▶ **What is required**
Set down every entry again word for word, please, but skip the pictures.

....

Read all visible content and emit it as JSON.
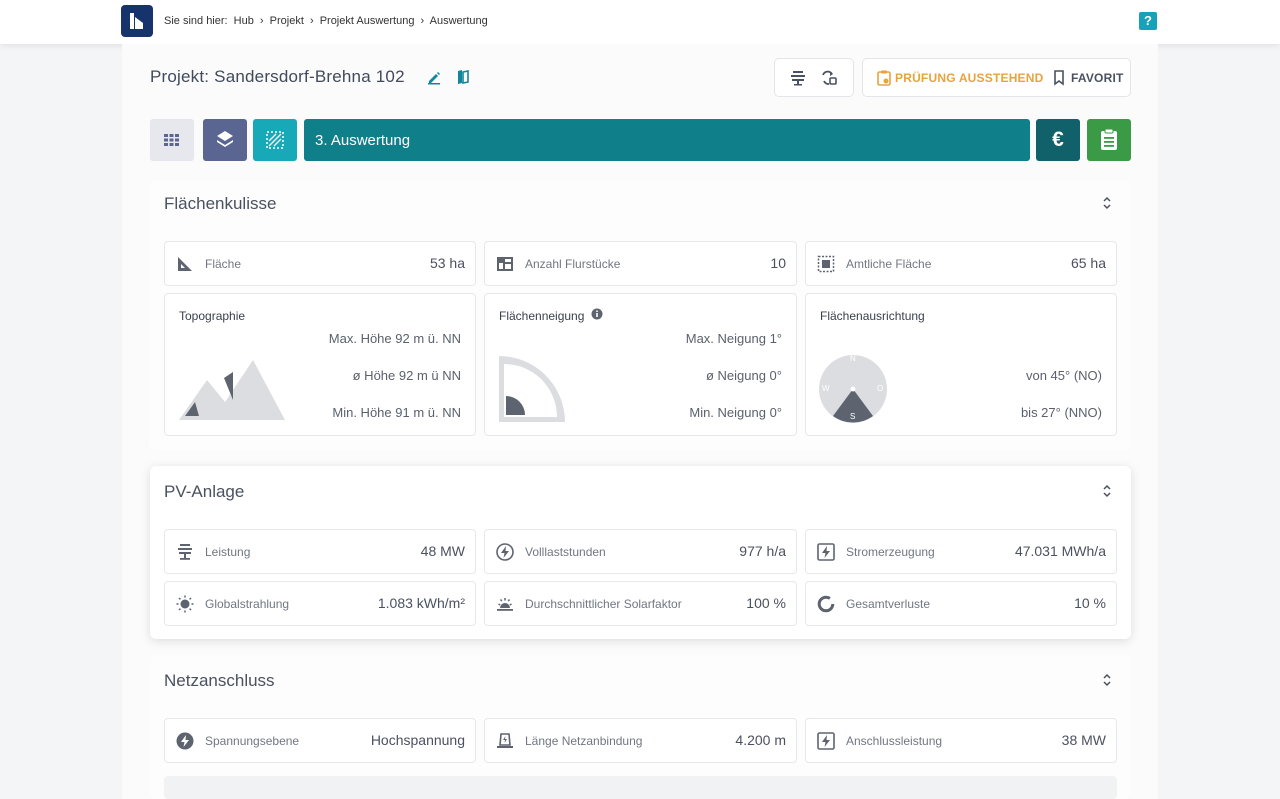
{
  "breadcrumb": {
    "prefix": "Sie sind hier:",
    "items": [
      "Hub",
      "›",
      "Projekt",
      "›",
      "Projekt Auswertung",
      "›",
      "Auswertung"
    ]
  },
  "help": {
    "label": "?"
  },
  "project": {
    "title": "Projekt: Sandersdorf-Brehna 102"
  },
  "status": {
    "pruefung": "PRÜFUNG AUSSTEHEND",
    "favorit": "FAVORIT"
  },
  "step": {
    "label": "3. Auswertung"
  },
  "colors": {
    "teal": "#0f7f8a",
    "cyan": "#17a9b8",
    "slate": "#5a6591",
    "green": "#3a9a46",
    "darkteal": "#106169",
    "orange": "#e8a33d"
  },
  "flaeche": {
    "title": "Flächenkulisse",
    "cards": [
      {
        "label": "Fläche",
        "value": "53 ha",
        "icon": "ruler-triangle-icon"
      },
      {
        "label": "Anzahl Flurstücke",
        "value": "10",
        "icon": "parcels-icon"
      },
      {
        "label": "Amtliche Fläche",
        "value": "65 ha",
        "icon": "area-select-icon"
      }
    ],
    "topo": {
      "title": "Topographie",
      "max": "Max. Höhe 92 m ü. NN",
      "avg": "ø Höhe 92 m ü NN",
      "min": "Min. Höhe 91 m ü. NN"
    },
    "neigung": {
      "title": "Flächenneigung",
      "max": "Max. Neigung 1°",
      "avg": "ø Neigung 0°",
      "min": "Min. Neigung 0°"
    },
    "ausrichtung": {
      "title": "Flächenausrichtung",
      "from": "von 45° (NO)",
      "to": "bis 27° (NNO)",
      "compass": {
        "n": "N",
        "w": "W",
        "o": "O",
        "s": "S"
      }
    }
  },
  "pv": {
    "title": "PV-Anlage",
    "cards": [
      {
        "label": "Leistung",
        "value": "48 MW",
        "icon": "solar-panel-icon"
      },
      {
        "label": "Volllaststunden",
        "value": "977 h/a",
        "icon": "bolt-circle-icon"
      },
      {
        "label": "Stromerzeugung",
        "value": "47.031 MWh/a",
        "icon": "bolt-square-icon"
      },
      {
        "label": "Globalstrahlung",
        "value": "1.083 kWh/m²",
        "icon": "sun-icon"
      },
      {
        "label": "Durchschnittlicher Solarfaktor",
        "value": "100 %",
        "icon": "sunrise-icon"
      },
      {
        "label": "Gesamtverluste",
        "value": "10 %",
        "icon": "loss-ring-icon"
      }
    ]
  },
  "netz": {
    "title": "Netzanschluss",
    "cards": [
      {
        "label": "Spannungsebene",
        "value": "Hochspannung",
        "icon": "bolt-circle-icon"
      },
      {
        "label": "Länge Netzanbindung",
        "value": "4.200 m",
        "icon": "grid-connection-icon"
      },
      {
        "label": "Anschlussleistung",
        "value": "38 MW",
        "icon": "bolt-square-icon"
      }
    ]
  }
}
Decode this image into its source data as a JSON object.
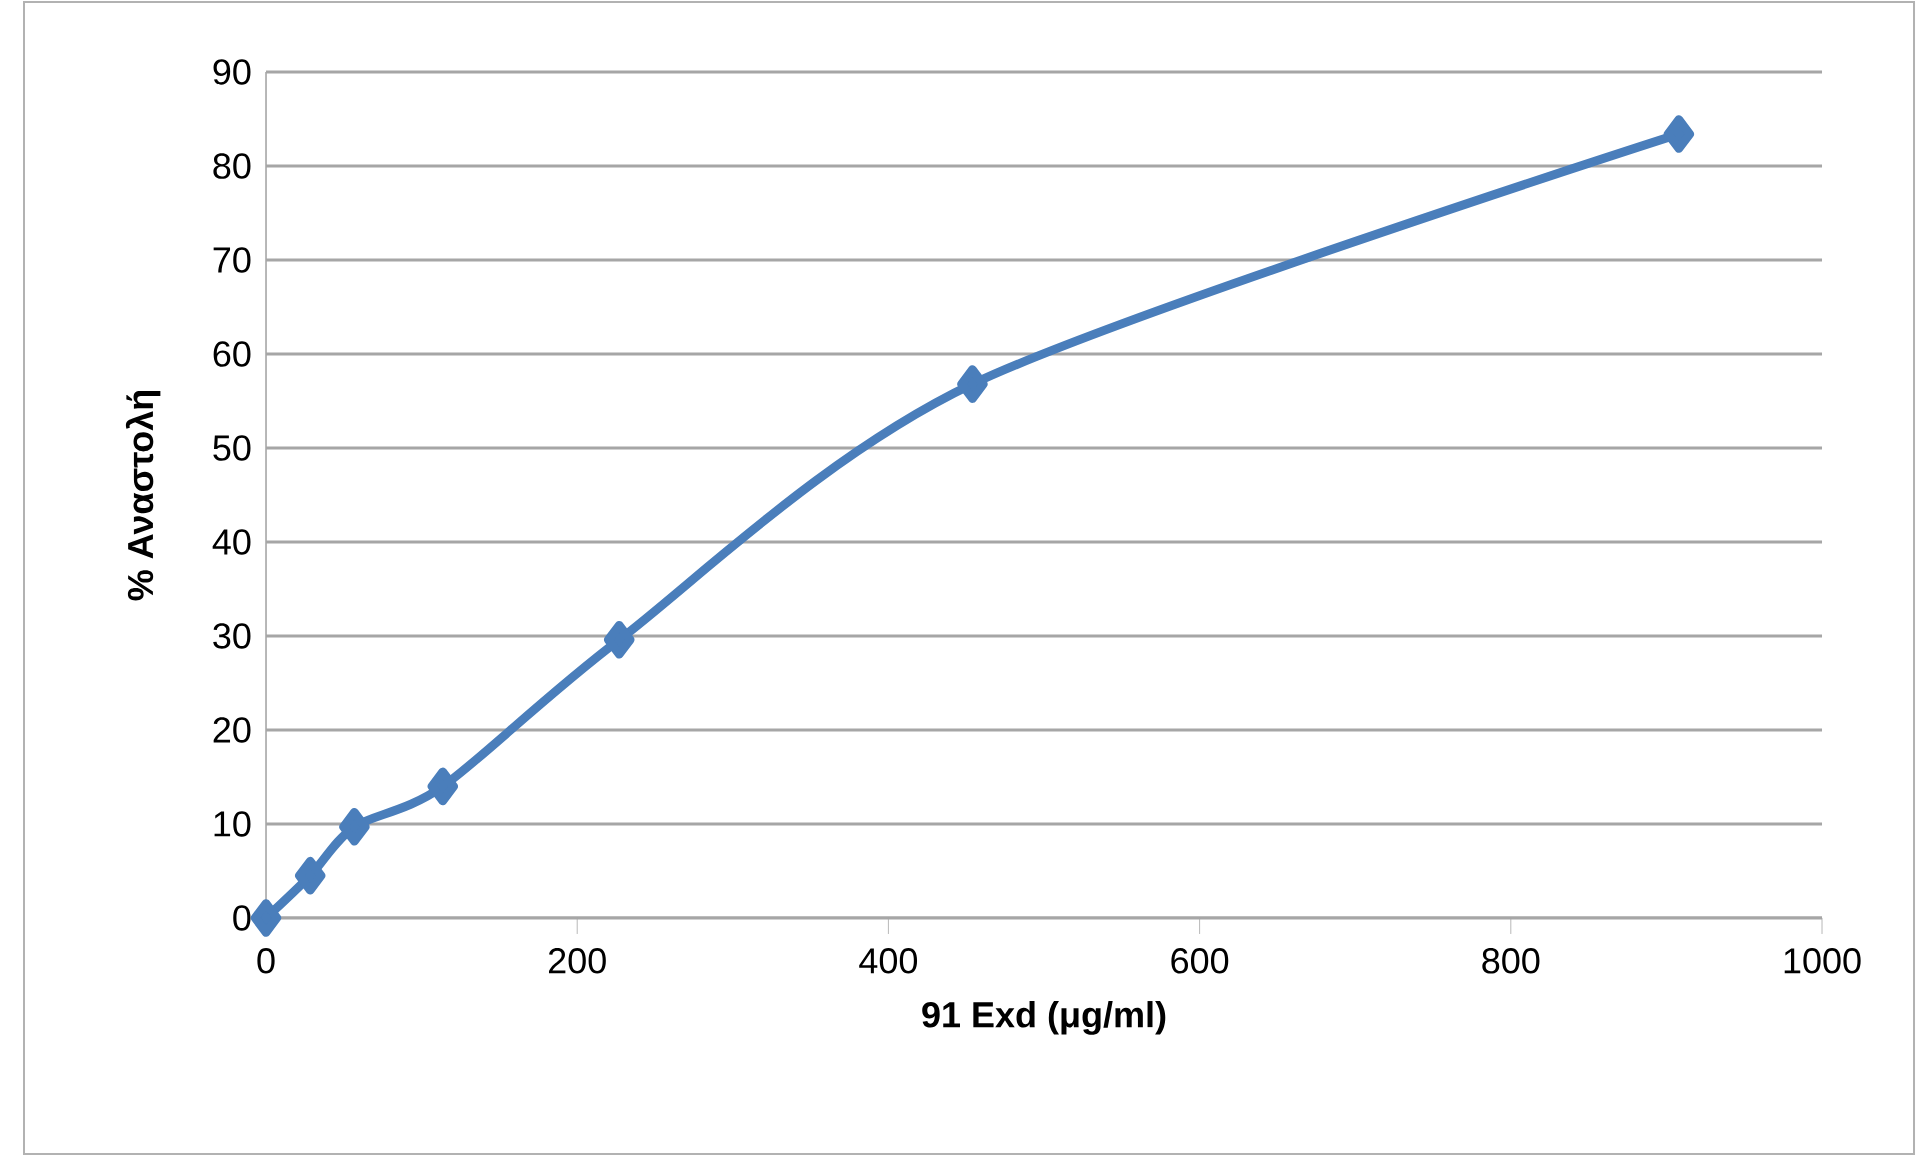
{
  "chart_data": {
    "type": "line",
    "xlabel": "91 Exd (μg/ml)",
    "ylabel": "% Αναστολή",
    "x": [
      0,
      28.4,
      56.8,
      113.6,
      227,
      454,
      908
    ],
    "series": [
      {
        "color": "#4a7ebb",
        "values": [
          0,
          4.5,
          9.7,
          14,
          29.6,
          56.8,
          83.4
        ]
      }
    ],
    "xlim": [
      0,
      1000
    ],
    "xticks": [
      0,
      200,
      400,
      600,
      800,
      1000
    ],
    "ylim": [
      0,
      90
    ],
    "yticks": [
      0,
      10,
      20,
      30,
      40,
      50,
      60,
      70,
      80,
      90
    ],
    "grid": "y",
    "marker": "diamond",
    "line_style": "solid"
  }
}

....

▶ **Problem solution**
Read all visible content and emit it as JSON.
{
  "breadcrumb": {
    "prefix": "Sie sind hier:",
    "items": [
      "Hub",
      "›",
      "Projekt",
      "›",
      "Projekt Auswertung",
      "›",
      "Auswertung"
    ]
  },
  "help": {
    "label": "?"
  },
  "project": {
    "title": "Projekt: Sandersdorf-Brehna 102"
  },
  "status": {
    "pruefung": "PRÜFUNG AUSSTEHEND",
    "favorit": "FAVORIT"
  },
  "step": {
    "label": "3. Auswertung"
  },
  "colors": {
    "teal": "#0f7f8a",
    "cyan": "#17a9b8",
    "slate": "#5a6591",
    "green": "#3a9a46",
    "darkteal": "#106169",
    "orange": "#e8a33d"
  },
  "flaeche": {
    "title": "Flächenkulisse",
    "cards": [
      {
        "label": "Fläche",
        "value": "53 ha",
        "icon": "ruler-triangle-icon"
      },
      {
        "label": "Anzahl Flurstücke",
        "value": "10",
        "icon": "parcels-icon"
      },
      {
        "label": "Amtliche Fläche",
        "value": "65 ha",
        "icon": "area-select-icon"
      }
    ],
    "topo": {
      "title": "Topographie",
      "max": "Max. Höhe 92 m ü. NN",
      "avg": "ø Höhe 92 m ü NN",
      "min": "Min. Höhe 91 m ü. NN"
    },
    "neigung": {
      "title": "Flächenneigung",
      "max": "Max. Neigung 1°",
      "avg": "ø Neigung 0°",
      "min": "Min. Neigung 0°"
    },
    "ausrichtung": {
      "title": "Flächenausrichtung",
      "from": "von 45° (NO)",
      "to": "bis 27° (NNO)",
      "compass": {
        "n": "N",
        "w": "W",
        "o": "O",
        "s": "S"
      }
    }
  },
  "pv": {
    "title": "PV-Anlage",
    "cards": [
      {
        "label": "Leistung",
        "value": "48 MW",
        "icon": "solar-panel-icon"
      },
      {
        "label": "Volllaststunden",
        "value": "977 h/a",
        "icon": "bolt-circle-icon"
      },
      {
        "label": "Stromerzeugung",
        "value": "47.031 MWh/a",
        "icon": "bolt-square-icon"
      },
      {
        "label": "Globalstrahlung",
        "value": "1.083 kWh/m²",
        "icon": "sun-icon"
      },
      {
        "label": "Durchschnittlicher Solarfaktor",
        "value": "100 %",
        "icon": "sunrise-icon"
      },
      {
        "label": "Gesamtverluste",
        "value": "10 %",
        "icon": "loss-ring-icon"
      }
    ]
  },
  "netz": {
    "title": "Netzanschluss",
    "cards": [
      {
        "label": "Spannungsebene",
        "value": "Hochspannung",
        "icon": "bolt-circle-icon"
      },
      {
        "label": "Länge Netzanbindung",
        "value": "4.200 m",
        "icon": "grid-connection-icon"
      },
      {
        "label": "Anschlussleistung",
        "value": "38 MW",
        "icon": "bolt-square-icon"
      }
    ]
  }
}
Decode this image into its source data as a JSON object.
{
  "chart_data": {
    "type": "line",
    "xlabel": "91 Exd (μg/ml)",
    "ylabel": "% Αναστολή",
    "x": [
      0,
      28.4,
      56.8,
      113.6,
      227,
      454,
      908
    ],
    "series": [
      {
        "color": "#4a7ebb",
        "values": [
          0,
          4.5,
          9.7,
          14,
          29.6,
          56.8,
          83.4
        ]
      }
    ],
    "xlim": [
      0,
      1000
    ],
    "xticks": [
      0,
      200,
      400,
      600,
      800,
      1000
    ],
    "ylim": [
      0,
      90
    ],
    "yticks": [
      0,
      10,
      20,
      30,
      40,
      50,
      60,
      70,
      80,
      90
    ],
    "grid": "y",
    "marker": "diamond",
    "line_style": "solid"
  }
}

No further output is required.